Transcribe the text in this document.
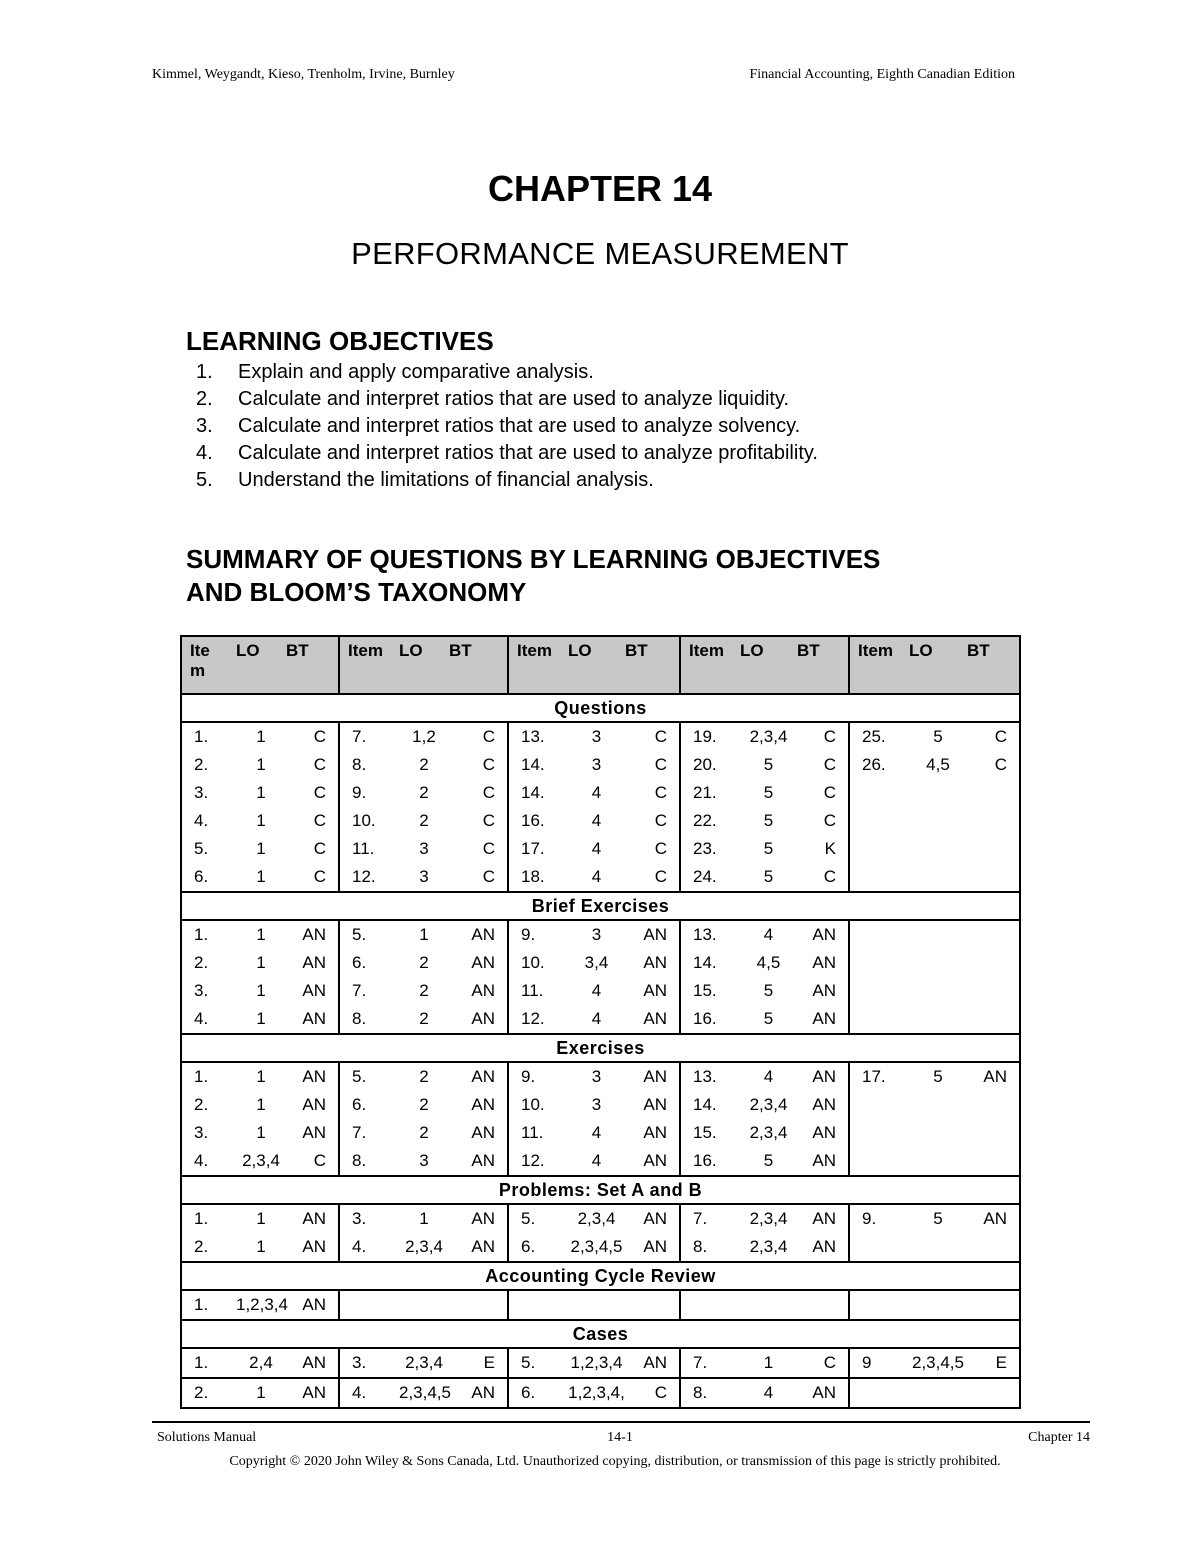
Kimmel, Weygandt, Kieso, Trenholm, Irvine, Burnley	Financial Accounting, Eighth Canadian Edition
CHAPTER 14
PERFORMANCE MEASUREMENT
LEARNING OBJECTIVES
1. Explain and apply comparative analysis.
2. Calculate and interpret ratios that are used to analyze liquidity.
3. Calculate and interpret ratios that are used to analyze solvency.
4. Calculate and interpret ratios that are used to analyze profitability.
5. Understand the limitations of financial analysis.
SUMMARY OF QUESTIONS BY LEARNING OBJECTIVES
AND BLOOM’S TAXONOMY
Ite m	LO	BT	Item	LO	BT	Item	LO	BT	Item	LO	BT	Item	LO	BT
Questions														
1.	1	C	7.	1,2	C	13.	3	C	19.	2,3,4	C	25.	5	C
2.	1	C	8.	2	C	14.	3	C	20.	5	C	26.	4,5	C
3.	1	C	9.	2	C	14.	4	C	21.	5	C			
4.	1	C	10.	2	C	16.	4	C	22.	5	C			
5.	1	C	11.	3	C	17.	4	C	23.	5	K			
6.	1	C	12.	3	C	18.	4	C	24.	5	C			
Brief Exercises														
1.	1	AN	5.	1	AN	9.	3	AN	13.	4	AN			
2.	1	AN	6.	2	AN	10.	3,4	AN	14.	4,5	AN			
3.	1	AN	7.	2	AN	11.	4	AN	15.	5	AN			
4.	1	AN	8.	2	AN	12.	4	AN	16.	5	AN			
Exercises														
1.	1	AN	5.	2	AN	9.	3	AN	13.	4	AN	17.	5	AN
2.	1	AN	6.	2	AN	10.	3	AN	14.	2,3,4	AN			
3.	1	AN	7.	2	AN	11.	4	AN	15.	2,3,4	AN			
4.	2,3,4	C	8.	3	AN	12.	4	AN	16.	5	AN			
Problems: Set A and B														
1.	1	AN	3.	1	AN	5.	2,3,4	AN	7.	2,3,4	AN	9.	5	AN
2.	1	AN	4.	2,3,4	AN	6.	2,3,4,5	AN	8.	2,3,4	AN			
Accounting Cycle Review														
1.	1,2,3,4	AN												
Cases														
1.	2,4	AN	3.	2,3,4	E	5.	1,2,3,4	AN	7.	1	C	9	2,3,4,5	E
2.	1	AN	4.	2,3,4,5	AN	6.	1,2,3,4,	C	8.	4	AN			
Solutions Manual	14-1	Chapter 14
Copyright © 2020 John Wiley & Sons Canada, Ltd. Unauthorized copying, distribution, or transmission of this page is strictly prohibited.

• • • • •

Out of the preceding entries, pull every line containing the string "that".

*CORRECT ANSWER:*
2. Calculate and interpret ratios that are used to analyze liquidity.
3. Calculate and interpret ratios that are used to analyze solvency.
4. Calculate and interpret ratios that are used to analyze profitability.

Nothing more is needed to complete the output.